**Stated goal:**
Will you output the entries below exactly, skipping every image they contain?

**Data shown:**

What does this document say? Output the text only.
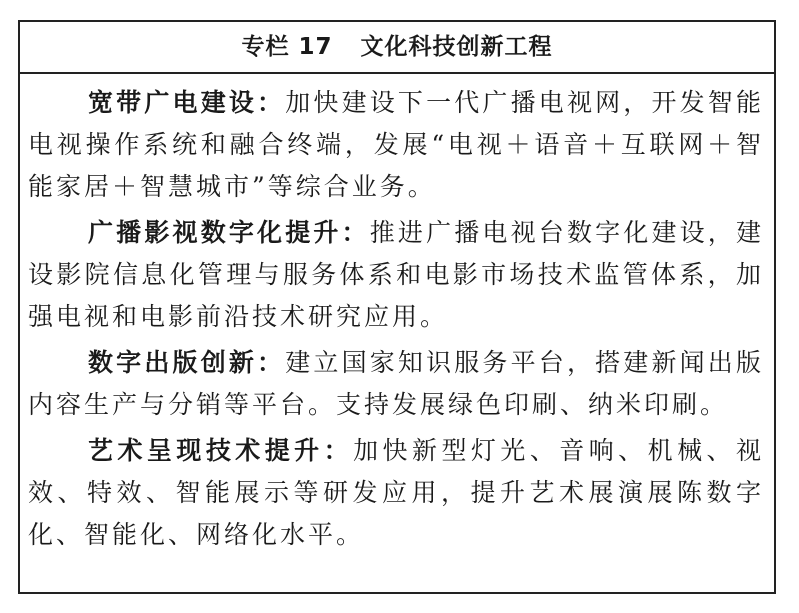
专栏 17 文化科技创新工程

宽带广电建设：加快建设下一代广播电视网，开发智能电视操作系统和融合终端，发展“电视＋语音＋互联网＋智能家居＋智慧城市”等综合业务。

广播影视数字化提升：推进广播电视台数字化建设，建设影院信息化管理与服务体系和电影市场技术监管体系，加强电视和电影前沿技术研究应用。

数字出版创新：建立国家知识服务平台，搭建新闻出版内容生产与分销等平台。支持发展绿色印刷、纳米印刷。

艺术呈现技术提升：加快新型灯光、音响、机械、视效、特效、智能展示等研发应用，提升艺术展演展陈数字化、智能化、网络化水平。
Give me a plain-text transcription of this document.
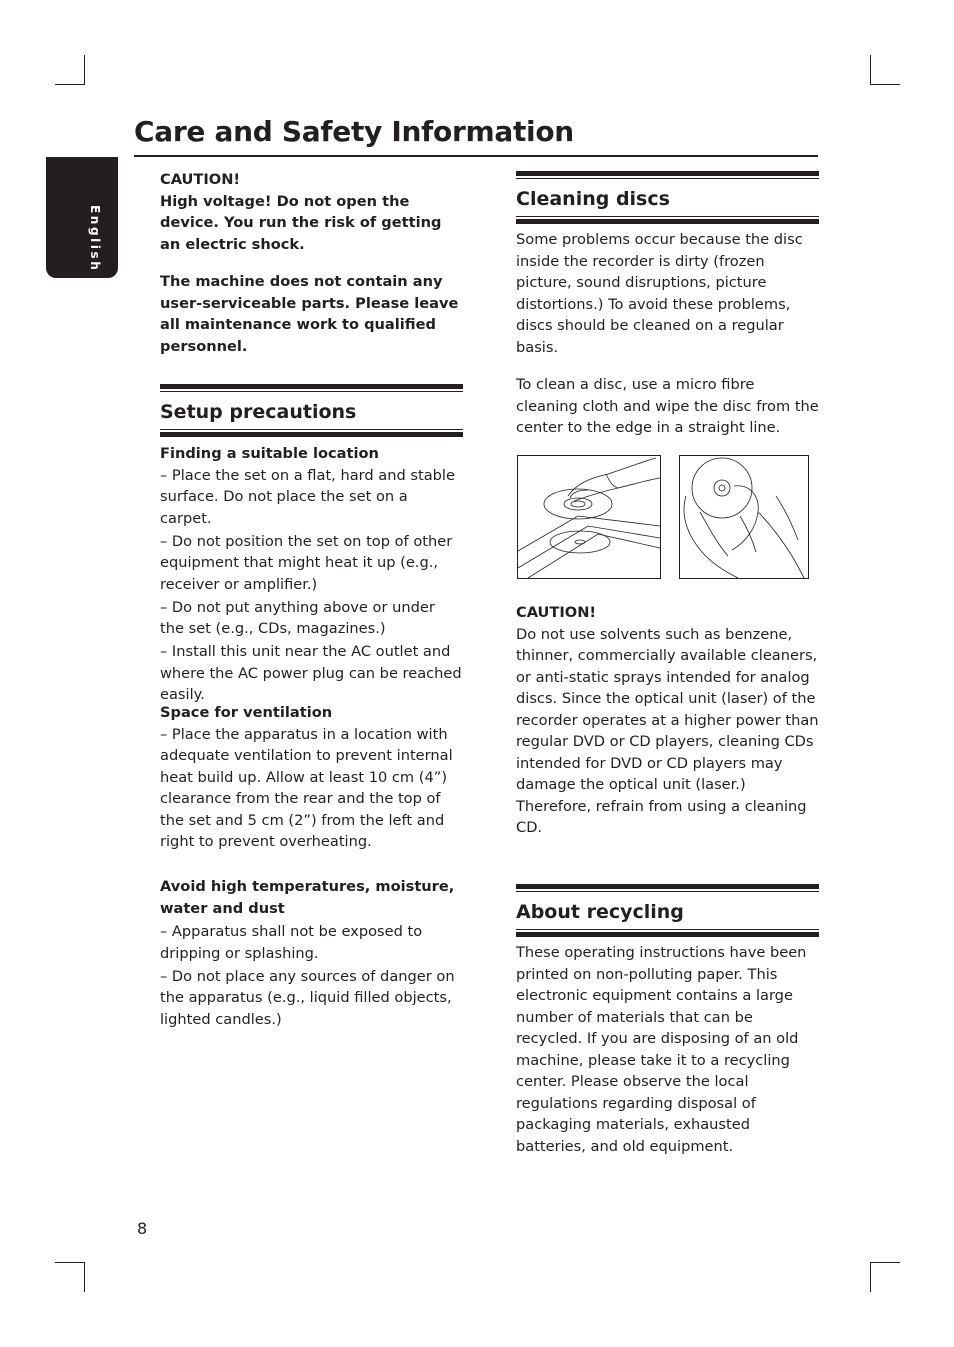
Care and Safety Information
English

CAUTION!

High voltage! Do not open the device. You run the risk of getting an electric shock.

The machine does not contain any user-serviceable parts. Please leave all maintenance work to qualified personnel.

Setup precautions

Finding a suitable location

– Place the set on a flat, hard and stable surface. Do not place the set on a carpet.

– Do not position the set on top of other equipment that might heat it up (e.g., receiver or amplifier.)

– Do not put anything above or under the set (e.g., CDs, magazines.)

– Install this unit near the AC outlet and where the AC power plug can be reached easily.

Space for ventilation

– Place the apparatus in a location with adequate ventilation to prevent internal heat build up. Allow at least 10 cm (4”) clearance from the rear and the top of the set and 5 cm (2”) from the left and right to prevent overheating.

Avoid high temperatures, moisture, water and dust

– Apparatus shall not be exposed to dripping or splashing.

– Do not place any sources of danger on the apparatus (e.g., liquid filled objects, lighted candles.)

Cleaning discs

Some problems occur because the disc inside the recorder is dirty (frozen picture, sound disruptions, picture distortions.) To avoid these problems, discs should be cleaned on a regular basis.

To clean a disc, use a micro fibre cleaning cloth and wipe the disc from the center to the edge in a straight line.

CAUTION!

Do not use solvents such as benzene, thinner, commercially available cleaners, or anti-static sprays intended for analog discs. Since the optical unit (laser) of the recorder operates at a higher power than regular DVD or CD players, cleaning CDs intended for DVD or CD players may damage the optical unit (laser.) Therefore, refrain from using a cleaning CD.

About recycling

These operating instructions have been printed on non-polluting paper. This electronic equipment contains a large number of materials that can be recycled. If you are disposing of an old machine, please take it to a recycling center. Please observe the local regulations regarding disposal of packaging materials, exhausted batteries, and old equipment.

8
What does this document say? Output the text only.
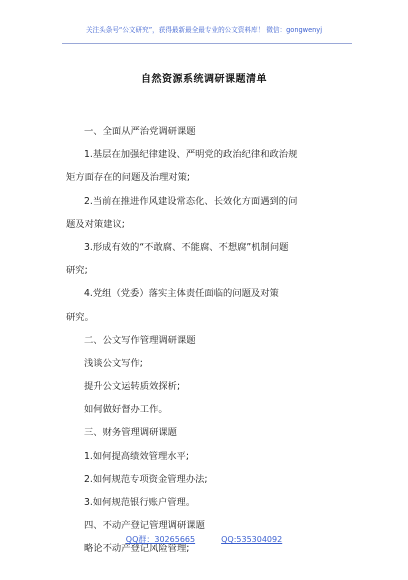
关注头条号“公文研究”，获得最新最全最专业的公文资料库！ 微信：gongwenyj
自然资源系统调研课题清单
一、全面从严治党调研课题
1.基层在加强纪律建设、严明党的政治纪律和政治规
矩方面存在的问题及治理对策;
2.当前在推进作风建设常态化、长效化方面遇到的问
题及对策建议;
3.形成有效的“不敢腐、不能腐、不想腐”机制问题
研究;
4.党组（党委）落实主体责任面临的问题及对策
研究。
二、公文写作管理调研课题
浅谈公文写作;
提升公文运转质效探析;
如何做好督办工作。
三、财务管理调研课题
1.如何提高绩效管理水平;
2.如何规范专项资金管理办法;
3.如何规范银行账户管理。
四、不动产登记管理调研课题
略论不动产登记风险管理;
QQ群：30265665	QQ:535304092
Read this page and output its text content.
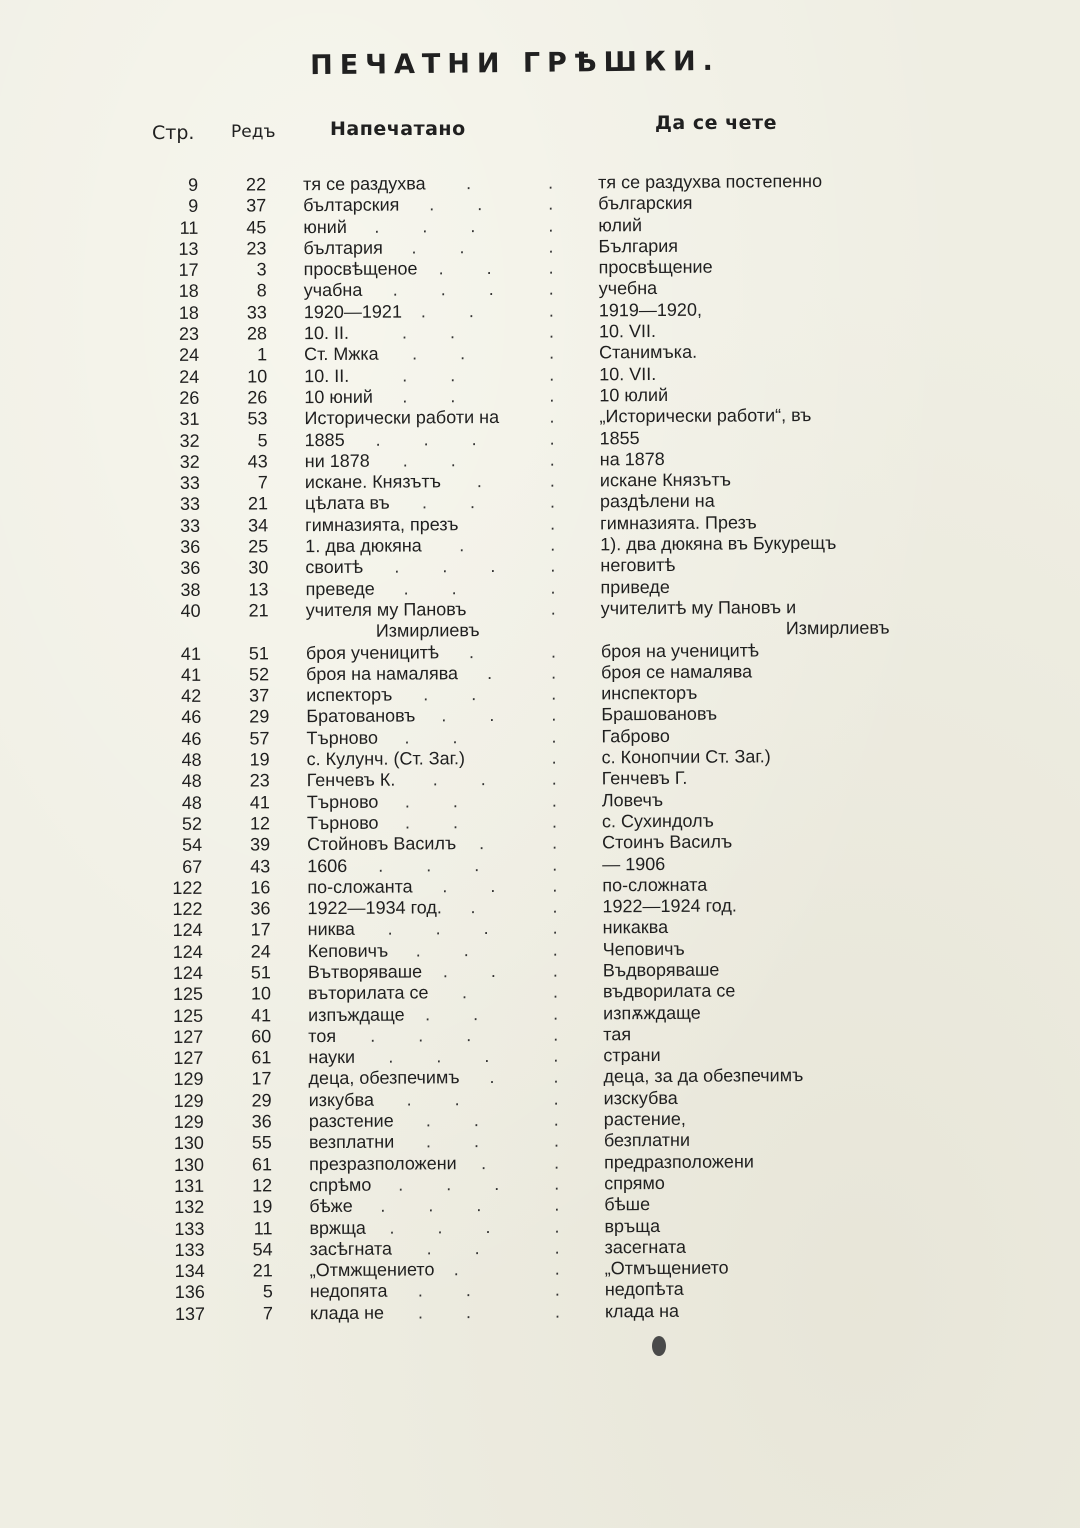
ПЕЧАТНИ ГРѢШКИ.
Стр. Редъ	Напечатано	Да се чете
9	22 тя се раздухва	тя се раздухва постепенно
.
.
9	37 бълтарския	българския
.
. .
11	45 юний	юлий
.
. . .
13	23 бълтария	България
.
. .
17	3 просвѣщеное	просвѣщение
.
. .
18	8 учабна	учебна
.
. . .
18	33 1920—1921	1919—1920,
.
. .
23	28 10. II.	10. VII.
.
. .
24	1 Ст. Мжка	Станимъка.
.
. .
24	10 10. II.	10. VII.
.
. .
26	26 10 юний	10 юлий
.
. .
31	53 Исторически работи на	„Исторически работи“, въ
.
32	5 1885	1855
.
. . .
32	43 ни 1878	на 1878
.
. .
33	7 искане. Князътъ	искане Князътъ
.
.
33	21 цѣлата въ	раздѣлени на
.
. .
33	34 гимназията, презъ	гимназията. Презъ
.
36	25 1. два дюкяна	1). два дюкяна въ Букурещъ
.
.
36	30 своитѣ	неговитѣ
.
. . .
38	13 преведе	приведе
.
. .
40	21 учителя му Пановъ	учителитѣ му Пановъ и
Измирлиевъ	Измирлиевъ
.
41	51 броя ученицитѣ	броя на ученицитѣ
.
.
41	52 броя на намалява	броя се намалява
.
.
42	37 испекторъ	инспекторъ
.
. .
46	29 Братовановъ	Брашовановъ
.
. .
46	57 Търново	Габрово
.
. .
48	19 с. Кулунч. (Ст. Заг.)	с. Конопчии Ст. Заг.)
.
48	23 Генчевъ К.	Генчевъ Г.
.
. .
48	41 Търново	Ловечъ
.
. .
52	12 Търново	с. Сухиндолъ
.
. .
54	39 Стойновъ Василъ	Стоинъ Василъ
.
.
67	43 1606	— 1906
.
. . .
122	16 по-сложанта	по-сложната
.
. .
122	36 1922—1934 год.	1922—1924 год.
.
.
124	17 никва	никаква
.
. . .
124	24 Кеповичъ	Чеповичъ
.
. .
124	51 Вътворяваше	Въдворяваше
.
. .
125	10 въторилата се	въдворилата се
.
.
125	41 изпъждаще	изпѫждаще
.
. .
127	60 тоя	тая
.
. . .
127	61 науки	страни
.
. . .
129	17 деца, обезпечимъ	деца, за да обезпечимъ
.
.
129	29 изкубва	изскубва
.
. .
129	36 разстение	растение,
.
. .
130	55 везплатни	безплатни
.
. .
130	61 презразположени	предразположени
.
.
131	12 спрѣмо	спрямо
.
. . .
132	19 бѣже	бѣше
.
. . .
133	11 вржща	връща
.
. . .
133	54 засѣгната	засегната
.
. .
134	21 „Отмжщението	„Отмъщението
.
.
136	5 недопята	недопѣта
.
. .
137	7 клада не	клада на
.
. .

**Response to this task:**
What does this document say? Output the text only.
专栏 17 文化科技创新工程

宽带广电建设：加快建设下一代广播电视网，开发智能电视操作系统和融合终端，发展“电视＋语音＋互联网＋智能家居＋智慧城市”等综合业务。

广播影视数字化提升：推进广播电视台数字化建设，建设影院信息化管理与服务体系和电影市场技术监管体系，加强电视和电影前沿技术研究应用。

数字出版创新：建立国家知识服务平台，搭建新闻出版内容生产与分销等平台。支持发展绿色印刷、纳米印刷。

艺术呈现技术提升：加快新型灯光、音响、机械、视效、特效、智能展示等研发应用，提升艺术展演展陈数字化、智能化、网络化水平。
Give me a plain-text transcription of this document.
Care and Safety Information
English

CAUTION!

High voltage! Do not open the device. You run the risk of getting an electric shock.

The machine does not contain any user-serviceable parts. Please leave all maintenance work to qualified personnel.

Setup precautions

Finding a suitable location

– Place the set on a flat, hard and stable surface. Do not place the set on a carpet.

– Do not position the set on top of other equipment that might heat it up (e.g., receiver or amplifier.)

– Do not put anything above or under the set (e.g., CDs, magazines.)

– Install this unit near the AC outlet and where the AC power plug can be reached easily.

Space for ventilation

– Place the apparatus in a location with adequate ventilation to prevent internal heat build up. Allow at least 10 cm (4”) clearance from the rear and the top of the set and 5 cm (2”) from the left and right to prevent overheating.

Avoid high temperatures, moisture, water and dust

– Apparatus shall not be exposed to dripping or splashing.

– Do not place any sources of danger on the apparatus (e.g., liquid filled objects, lighted candles.)

Cleaning discs

Some problems occur because the disc inside the recorder is dirty (frozen picture, sound disruptions, picture distortions.) To avoid these problems, discs should be cleaned on a regular basis.

To clean a disc, use a micro fibre cleaning cloth and wipe the disc from the center to the edge in a straight line.

CAUTION!

Do not use solvents such as benzene, thinner, commercially available cleaners, or anti-static sprays intended for analog discs. Since the optical unit (laser) of the recorder operates at a higher power than regular DVD or CD players, cleaning CDs intended for DVD or CD players may damage the optical unit (laser.) Therefore, refrain from using a cleaning CD.

About recycling

These operating instructions have been printed on non-polluting paper. This electronic equipment contains a large number of materials that can be recycled. If you are disposing of an old machine, please take it to a recycling center. Please observe the local regulations regarding disposal of packaging materials, exhausted batteries, and old equipment.

8
What does this document say? Output the text only.
关注头条号“公文研究”，获得最新最全最专业的公文资料库！ 微信：gongwenyj
自然资源系统调研课题清单
一、全面从严治党调研课题
1.基层在加强纪律建设、严明党的政治纪律和政治规
矩方面存在的问题及治理对策;
2.当前在推进作风建设常态化、长效化方面遇到的问
题及对策建议;
3.形成有效的“不敢腐、不能腐、不想腐”机制问题
研究;
4.党组（党委）落实主体责任面临的问题及对策
研究。
二、公文写作管理调研课题
浅谈公文写作;
提升公文运转质效探析;
如何做好督办工作。
三、财务管理调研课题
1.如何提高绩效管理水平;
2.如何规范专项资金管理办法;
3.如何规范银行账户管理。
四、不动产登记管理调研课题
略论不动产登记风险管理;
QQ群：30265665	QQ:535304092
Read this page and output its text content.
ПЕЧАТНИ ГРѢШКИ.
Стр. Редъ	Напечатано	Да се чете
9	22 тя се раздухва	тя се раздухва постепенно
.
.
9	37 бълтарския	българския
.
. .
11	45 юний	юлий
.
. . .
13	23 бълтария	България
.
. .
17	3 просвѣщеное	просвѣщение
.
. .
18	8 учабна	учебна
.
. . .
18	33 1920—1921	1919—1920,
.
. .
23	28 10. II.	10. VII.
.
. .
24	1 Ст. Мжка	Станимъка.
.
. .
24	10 10. II.	10. VII.
.
. .
26	26 10 юний	10 юлий
.
. .
31	53 Исторически работи на	„Исторически работи“, въ
.
32	5 1885	1855
.
. . .
32	43 ни 1878	на 1878
.
. .
33	7 искане. Князътъ	искане Князътъ
.
.
33	21 цѣлата въ	раздѣлени на
.
. .
33	34 гимназията, презъ	гимназията. Презъ
.
36	25 1. два дюкяна	1). два дюкяна въ Букурещъ
.
.
36	30 своитѣ	неговитѣ
.
. . .
38	13 преведе	приведе
.
. .
40	21 учителя му Пановъ	учителитѣ му Пановъ и
Измирлиевъ	Измирлиевъ
.
41	51 броя ученицитѣ	броя на ученицитѣ
.
.
41	52 броя на намалява	броя се намалява
.
.
42	37 испекторъ	инспекторъ
.
. .
46	29 Братовановъ	Брашовановъ
.
. .
46	57 Търново	Габрово
.
. .
48	19 с. Кулунч. (Ст. Заг.)	с. Конопчии Ст. Заг.)
.
48	23 Генчевъ К.	Генчевъ Г.
.
. .
48	41 Търново	Ловечъ
.
. .
52	12 Търново	с. Сухиндолъ
.
. .
54	39 Стойновъ Василъ	Стоинъ Василъ
.
.
67	43 1606	— 1906
.
. . .
122	16 по-сложанта	по-сложната
.
. .
122	36 1922—1934 год.	1922—1924 год.
.
.
124	17 никва	никаква
.
. . .
124	24 Кеповичъ	Чеповичъ
.
. .
124	51 Вътворяваше	Въдворяваше
.
. .
125	10 въторилата се	въдворилата се
.
.
125	41 изпъждаще	изпѫждаще
.
. .
127	60 тоя	тая
.
. . .
127	61 науки	страни
.
. . .
129	17 деца, обезпечимъ	деца, за да обезпечимъ
.
.
129	29 изкубва	изскубва
.
. .
129	36 разстение	растение,
.
. .
130	55 везплатни	безплатни
.
. .
130	61 презразположени	предразположени
.
.
131	12 спрѣмо	спрямо
.
. . .
132	19 бѣже	бѣше
.
. . .
133	11 вржща	връща
.
. . .
133	54 засѣгната	засегната
.
. .
134	21 „Отмжщението	„Отмъщението
.
.
136	5 недопята	недопѣта
.
. .
137	7 клада не	клада на
.
. .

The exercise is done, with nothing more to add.